BEGIN MATERIAL

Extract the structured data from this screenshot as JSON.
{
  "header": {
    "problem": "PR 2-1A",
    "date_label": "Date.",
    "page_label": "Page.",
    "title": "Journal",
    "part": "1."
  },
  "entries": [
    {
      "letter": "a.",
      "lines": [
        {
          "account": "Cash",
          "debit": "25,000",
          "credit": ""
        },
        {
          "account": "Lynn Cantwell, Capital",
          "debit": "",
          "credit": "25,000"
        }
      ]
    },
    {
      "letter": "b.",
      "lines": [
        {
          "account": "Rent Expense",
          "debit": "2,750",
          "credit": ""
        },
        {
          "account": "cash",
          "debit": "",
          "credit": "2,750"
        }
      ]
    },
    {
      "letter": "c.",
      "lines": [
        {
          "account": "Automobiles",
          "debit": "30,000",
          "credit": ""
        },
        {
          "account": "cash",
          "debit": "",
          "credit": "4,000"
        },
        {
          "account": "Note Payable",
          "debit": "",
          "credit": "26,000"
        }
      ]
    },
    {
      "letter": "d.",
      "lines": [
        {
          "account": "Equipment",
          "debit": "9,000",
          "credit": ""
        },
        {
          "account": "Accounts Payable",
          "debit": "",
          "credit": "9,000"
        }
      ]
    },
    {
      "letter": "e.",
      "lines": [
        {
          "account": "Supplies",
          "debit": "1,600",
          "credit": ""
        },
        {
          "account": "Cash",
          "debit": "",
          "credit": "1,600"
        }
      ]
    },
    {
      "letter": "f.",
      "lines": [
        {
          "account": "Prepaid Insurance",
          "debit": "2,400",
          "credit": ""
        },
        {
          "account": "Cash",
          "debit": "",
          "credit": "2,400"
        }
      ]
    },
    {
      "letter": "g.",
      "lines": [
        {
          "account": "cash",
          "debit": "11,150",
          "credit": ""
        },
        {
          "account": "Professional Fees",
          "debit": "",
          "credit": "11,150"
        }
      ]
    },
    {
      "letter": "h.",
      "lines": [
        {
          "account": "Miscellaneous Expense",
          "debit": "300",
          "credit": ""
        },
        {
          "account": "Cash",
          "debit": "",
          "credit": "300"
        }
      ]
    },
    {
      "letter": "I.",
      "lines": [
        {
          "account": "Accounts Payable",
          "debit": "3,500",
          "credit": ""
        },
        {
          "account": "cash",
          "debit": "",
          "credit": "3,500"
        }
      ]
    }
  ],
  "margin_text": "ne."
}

END MATERIAL

* [TASK TO COMPLETE]: Print every line of the records exactly. Omit nothing.

* [SOLUTION FOR THIS EXERCISE]:
Extract the structured data from this screenshot as JSON.
{
  "header": {
    "problem": "PR 2-1A",
    "date_label": "Date.",
    "page_label": "Page.",
    "title": "Journal",
    "part": "1."
  },
  "entries": [
    {
      "letter": "a.",
      "lines": [
        {
          "account": "Cash",
          "debit": "25,000",
          "credit": ""
        },
        {
          "account": "Lynn Cantwell, Capital",
          "debit": "",
          "credit": "25,000"
        }
      ]
    },
    {
      "letter": "b.",
      "lines": [
        {
          "account": "Rent Expense",
          "debit": "2,750",
          "credit": ""
        },
        {
          "account": "cash",
          "debit": "",
          "credit": "2,750"
        }
      ]
    },
    {
      "letter": "c.",
      "lines": [
        {
          "account": "Automobiles",
          "debit": "30,000",
          "credit": ""
        },
        {
          "account": "cash",
          "debit": "",
          "credit": "4,000"
        },
        {
          "account": "Note Payable",
          "debit": "",
          "credit": "26,000"
        }
      ]
    },
    {
      "letter": "d.",
      "lines": [
        {
          "account": "Equipment",
          "debit": "9,000",
          "credit": ""
        },
        {
          "account": "Accounts Payable",
          "debit": "",
          "credit": "9,000"
        }
      ]
    },
    {
      "letter": "e.",
      "lines": [
        {
          "account": "Supplies",
          "debit": "1,600",
          "credit": ""
        },
        {
          "account": "Cash",
          "debit": "",
          "credit": "1,600"
        }
      ]
    },
    {
      "letter": "f.",
      "lines": [
        {
          "account": "Prepaid Insurance",
          "debit": "2,400",
          "credit": ""
        },
        {
          "account": "Cash",
          "debit": "",
          "credit": "2,400"
        }
      ]
    },
    {
      "letter": "g.",
      "lines": [
        {
          "account": "cash",
          "debit": "11,150",
          "credit": ""
        },
        {
          "account": "Professional Fees",
          "debit": "",
          "credit": "11,150"
        }
      ]
    },
    {
      "letter": "h.",
      "lines": [
        {
          "account": "Miscellaneous Expense",
          "debit": "300",
          "credit": ""
        },
        {
          "account": "Cash",
          "debit": "",
          "credit": "300"
        }
      ]
    },
    {
      "letter": "I.",
      "lines": [
        {
          "account": "Accounts Payable",
          "debit": "3,500",
          "credit": ""
        },
        {
          "account": "cash",
          "debit": "",
          "credit": "3,500"
        }
      ]
    }
  ],
  "margin_text": "ne."
}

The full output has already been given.